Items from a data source
___

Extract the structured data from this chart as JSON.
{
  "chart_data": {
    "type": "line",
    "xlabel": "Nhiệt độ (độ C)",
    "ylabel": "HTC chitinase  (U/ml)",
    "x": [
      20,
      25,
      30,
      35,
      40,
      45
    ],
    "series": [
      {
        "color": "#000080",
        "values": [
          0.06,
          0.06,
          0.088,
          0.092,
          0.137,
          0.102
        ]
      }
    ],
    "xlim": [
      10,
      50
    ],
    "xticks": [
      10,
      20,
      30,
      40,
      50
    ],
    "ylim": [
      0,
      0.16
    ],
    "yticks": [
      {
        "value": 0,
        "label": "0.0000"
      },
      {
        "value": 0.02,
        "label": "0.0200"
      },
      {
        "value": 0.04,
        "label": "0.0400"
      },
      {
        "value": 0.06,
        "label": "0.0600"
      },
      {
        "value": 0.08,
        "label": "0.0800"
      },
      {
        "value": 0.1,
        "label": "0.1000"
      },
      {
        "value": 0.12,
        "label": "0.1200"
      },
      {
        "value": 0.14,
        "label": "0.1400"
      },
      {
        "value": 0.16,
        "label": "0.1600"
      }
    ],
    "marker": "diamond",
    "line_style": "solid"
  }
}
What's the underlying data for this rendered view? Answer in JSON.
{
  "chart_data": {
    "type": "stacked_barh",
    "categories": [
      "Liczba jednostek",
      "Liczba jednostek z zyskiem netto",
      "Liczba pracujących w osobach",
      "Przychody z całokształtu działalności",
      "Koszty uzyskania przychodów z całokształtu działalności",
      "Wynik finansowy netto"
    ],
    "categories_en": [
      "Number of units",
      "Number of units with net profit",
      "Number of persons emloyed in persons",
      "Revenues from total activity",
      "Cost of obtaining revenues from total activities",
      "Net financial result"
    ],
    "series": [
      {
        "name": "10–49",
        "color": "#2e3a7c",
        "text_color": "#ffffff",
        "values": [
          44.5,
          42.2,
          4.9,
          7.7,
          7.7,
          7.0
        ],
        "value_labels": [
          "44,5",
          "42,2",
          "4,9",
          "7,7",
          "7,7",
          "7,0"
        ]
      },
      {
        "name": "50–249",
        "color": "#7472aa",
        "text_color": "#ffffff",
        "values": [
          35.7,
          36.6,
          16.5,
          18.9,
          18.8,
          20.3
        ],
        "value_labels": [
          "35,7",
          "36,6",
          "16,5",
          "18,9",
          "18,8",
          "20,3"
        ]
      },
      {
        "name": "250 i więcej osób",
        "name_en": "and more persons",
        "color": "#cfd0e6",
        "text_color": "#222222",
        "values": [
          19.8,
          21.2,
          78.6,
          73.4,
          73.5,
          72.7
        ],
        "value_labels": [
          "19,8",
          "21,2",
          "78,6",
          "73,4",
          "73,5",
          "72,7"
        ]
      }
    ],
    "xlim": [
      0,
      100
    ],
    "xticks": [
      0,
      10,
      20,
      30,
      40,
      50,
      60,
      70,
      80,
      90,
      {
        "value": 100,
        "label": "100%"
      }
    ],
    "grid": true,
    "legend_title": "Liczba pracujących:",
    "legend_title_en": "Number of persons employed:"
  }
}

___

WHAT THIS TASK INVOLVES
Give back the whole listing, word for word.

FULL OUTPUT
Extract the structured data from this chart as JSON.
{
  "chart_data": {
    "type": "line",
    "xlabel": "Nhiệt độ (độ C)",
    "ylabel": "HTC chitinase  (U/ml)",
    "x": [
      20,
      25,
      30,
      35,
      40,
      45
    ],
    "series": [
      {
        "color": "#000080",
        "values": [
          0.06,
          0.06,
          0.088,
          0.092,
          0.137,
          0.102
        ]
      }
    ],
    "xlim": [
      10,
      50
    ],
    "xticks": [
      10,
      20,
      30,
      40,
      50
    ],
    "ylim": [
      0,
      0.16
    ],
    "yticks": [
      {
        "value": 0,
        "label": "0.0000"
      },
      {
        "value": 0.02,
        "label": "0.0200"
      },
      {
        "value": 0.04,
        "label": "0.0400"
      },
      {
        "value": 0.06,
        "label": "0.0600"
      },
      {
        "value": 0.08,
        "label": "0.0800"
      },
      {
        "value": 0.1,
        "label": "0.1000"
      },
      {
        "value": 0.12,
        "label": "0.1200"
      },
      {
        "value": 0.14,
        "label": "0.1400"
      },
      {
        "value": 0.16,
        "label": "0.1600"
      }
    ],
    "marker": "diamond",
    "line_style": "solid"
  }
}
What's the underlying data for this rendered view? Answer in JSON.
{
  "chart_data": {
    "type": "stacked_barh",
    "categories": [
      "Liczba jednostek",
      "Liczba jednostek z zyskiem netto",
      "Liczba pracujących w osobach",
      "Przychody z całokształtu działalności",
      "Koszty uzyskania przychodów z całokształtu działalności",
      "Wynik finansowy netto"
    ],
    "categories_en": [
      "Number of units",
      "Number of units with net profit",
      "Number of persons emloyed in persons",
      "Revenues from total activity",
      "Cost of obtaining revenues from total activities",
      "Net financial result"
    ],
    "series": [
      {
        "name": "10–49",
        "color": "#2e3a7c",
        "text_color": "#ffffff",
        "values": [
          44.5,
          42.2,
          4.9,
          7.7,
          7.7,
          7.0
        ],
        "value_labels": [
          "44,5",
          "42,2",
          "4,9",
          "7,7",
          "7,7",
          "7,0"
        ]
      },
      {
        "name": "50–249",
        "color": "#7472aa",
        "text_color": "#ffffff",
        "values": [
          35.7,
          36.6,
          16.5,
          18.9,
          18.8,
          20.3
        ],
        "value_labels": [
          "35,7",
          "36,6",
          "16,5",
          "18,9",
          "18,8",
          "20,3"
        ]
      },
      {
        "name": "250 i więcej osób",
        "name_en": "and more persons",
        "color": "#cfd0e6",
        "text_color": "#222222",
        "values": [
          19.8,
          21.2,
          78.6,
          73.4,
          73.5,
          72.7
        ],
        "value_labels": [
          "19,8",
          "21,2",
          "78,6",
          "73,4",
          "73,5",
          "72,7"
        ]
      }
    ],
    "xlim": [
      0,
      100
    ],
    "xticks": [
      0,
      10,
      20,
      30,
      40,
      50,
      60,
      70,
      80,
      90,
      {
        "value": 100,
        "label": "100%"
      }
    ],
    "grid": true,
    "legend_title": "Liczba pracujących:",
    "legend_title_en": "Number of persons employed:"
  }
}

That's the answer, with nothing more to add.